MATERIAL PROVIDED
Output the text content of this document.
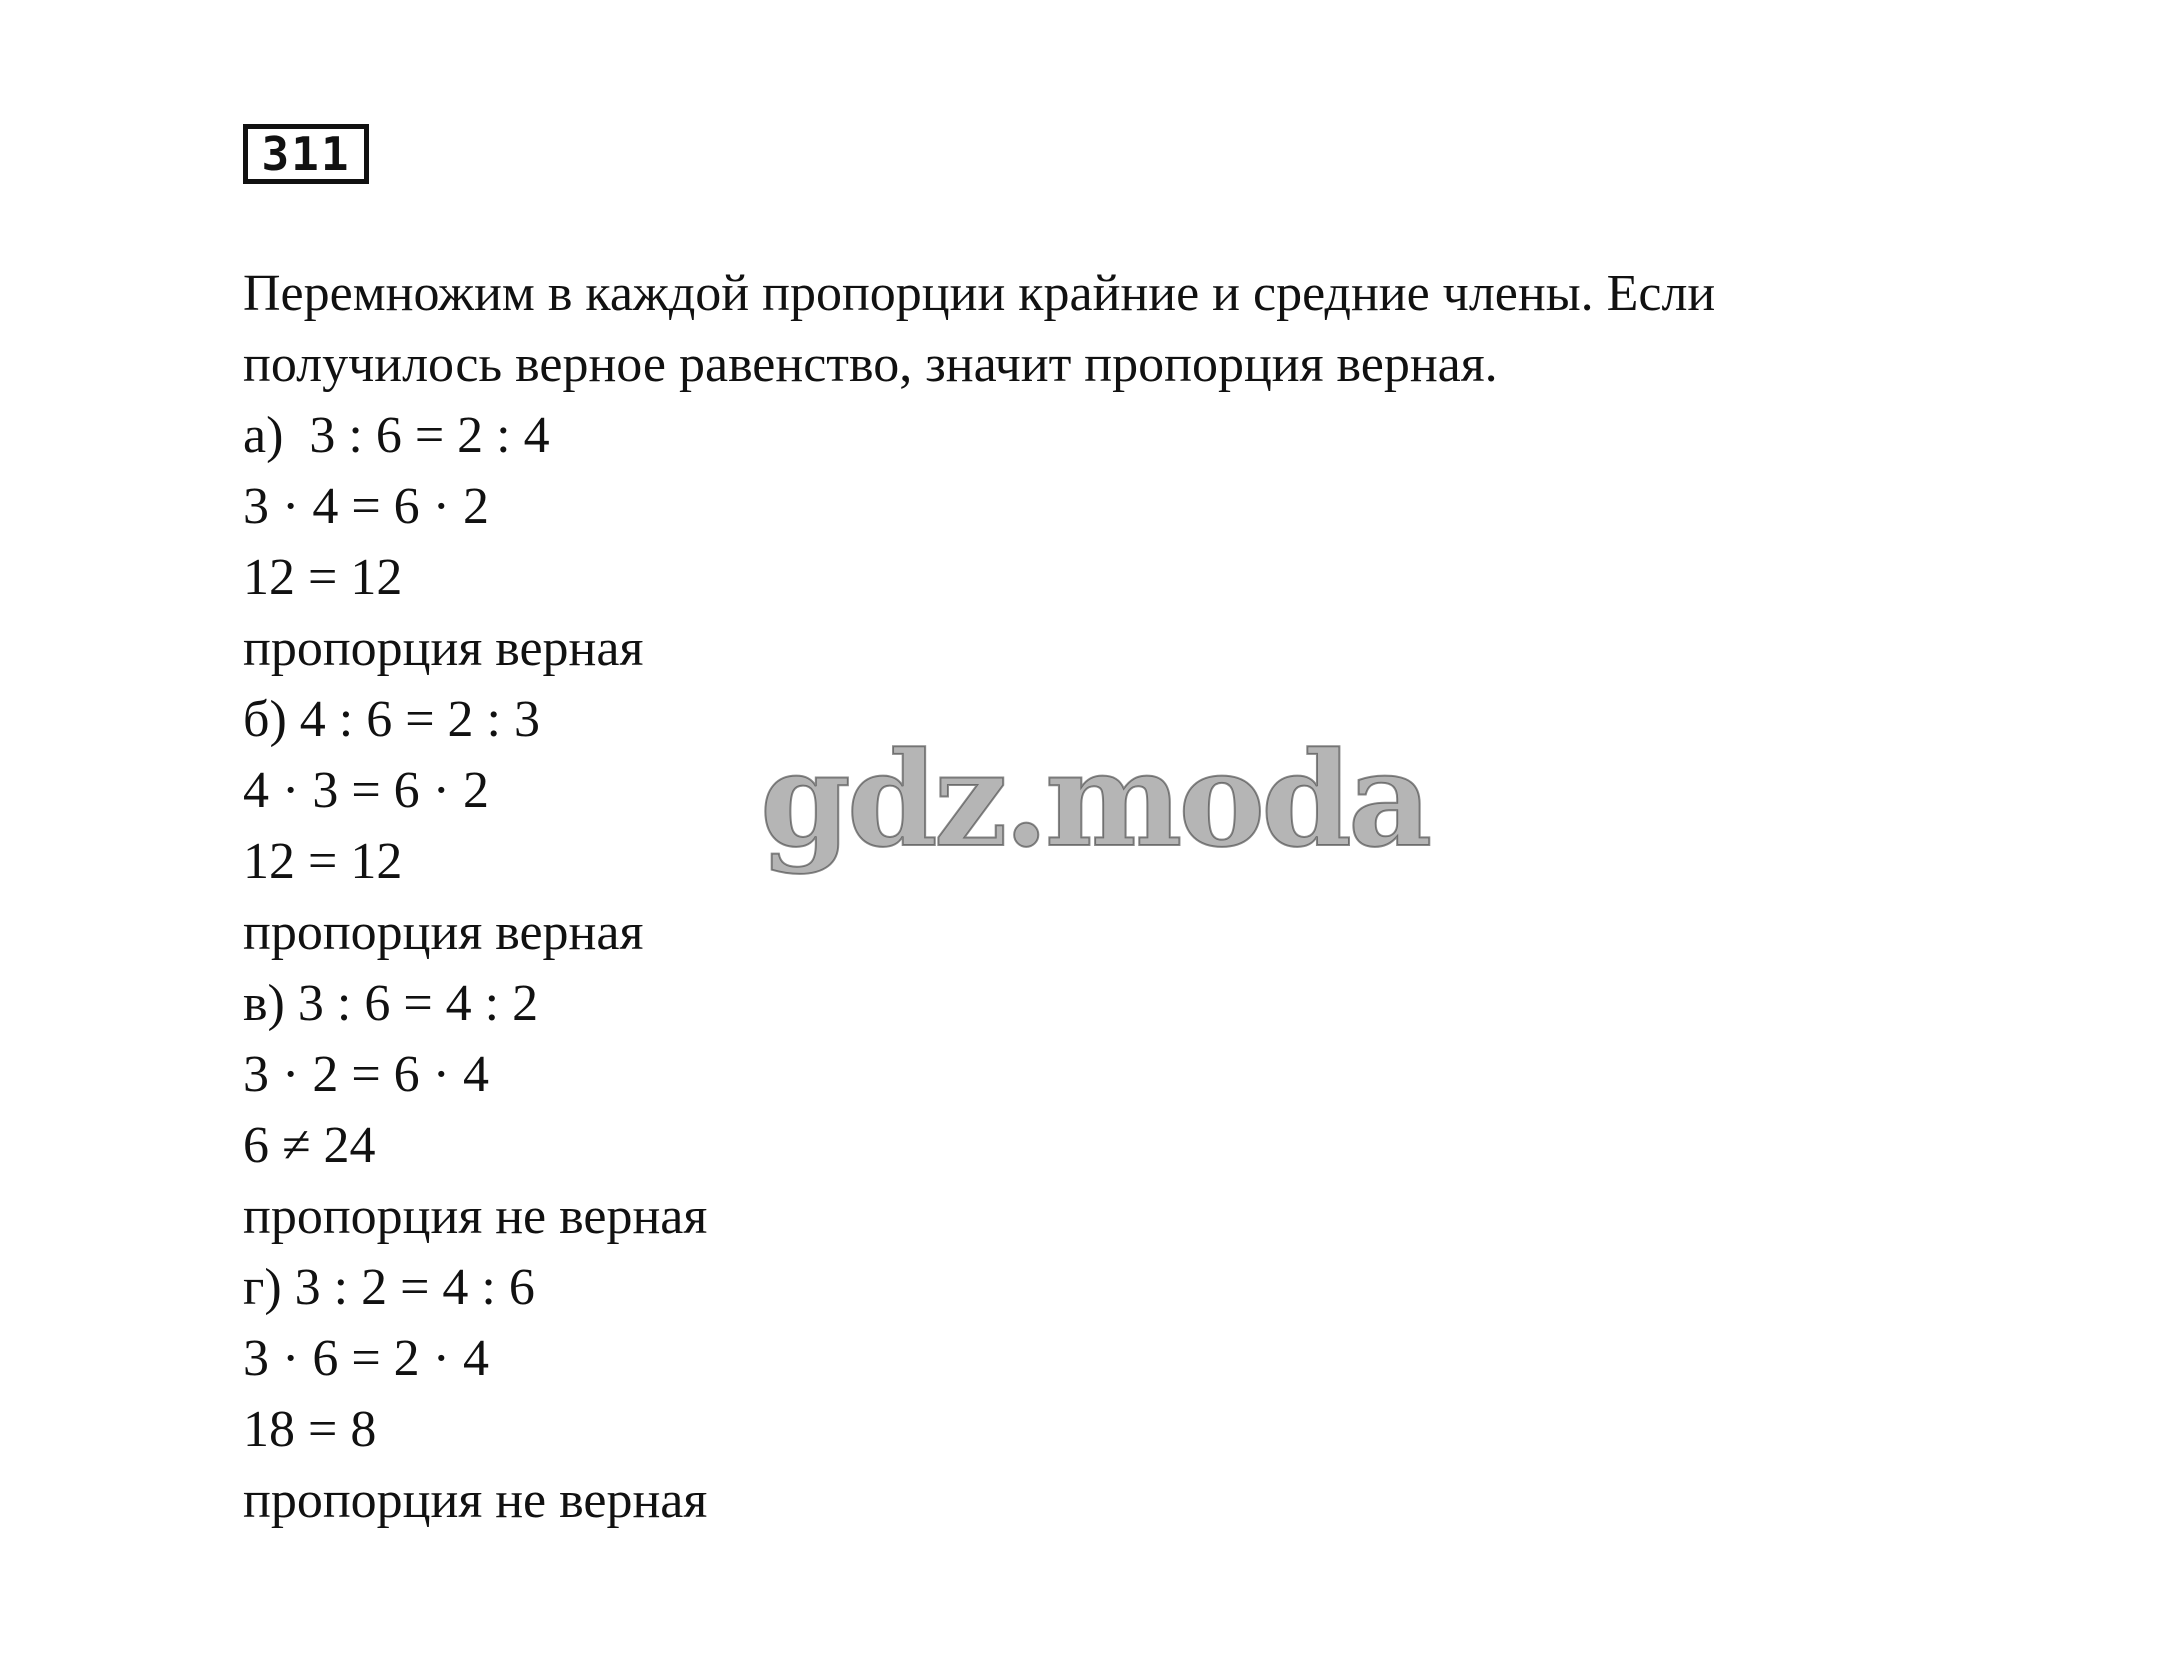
311
Перемножим в каждой пропорции крайние и средние члены. Если
получилось верное равенство, значит пропорция верная.
а)  3 : 6 = 2 : 4
3 · 4 = 6 · 2
12 = 12
пропорция верная
б) 4 : 6 = 2 : 3
4 · 3 = 6 · 2
12 = 12
пропорция верная
в) 3 : 6 = 4 : 2
3 · 2 = 6 · 4
6 ≠ 24
пропорция не верная
г) 3 : 2 = 4 : 6
3 · 6 = 2 · 4
18 = 8
пропорция не верная
gdz.moda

EXERCISE AIM
Repeat every record precisely. Any picture among them stays out of the copy.

CORRECT RESULT
Output the text content of this document.
311
Перемножим в каждой пропорции крайние и средние члены. Если
получилось верное равенство, значит пропорция верная.
а)  3 : 6 = 2 : 4
3 · 4 = 6 · 2
12 = 12
пропорция верная
б) 4 : 6 = 2 : 3
4 · 3 = 6 · 2
12 = 12
пропорция верная
в) 3 : 6 = 4 : 2
3 · 2 = 6 · 4
6 ≠ 24
пропорция не верная
г) 3 : 2 = 4 : 6
3 · 6 = 2 · 4
18 = 8
пропорция не верная
gdz.moda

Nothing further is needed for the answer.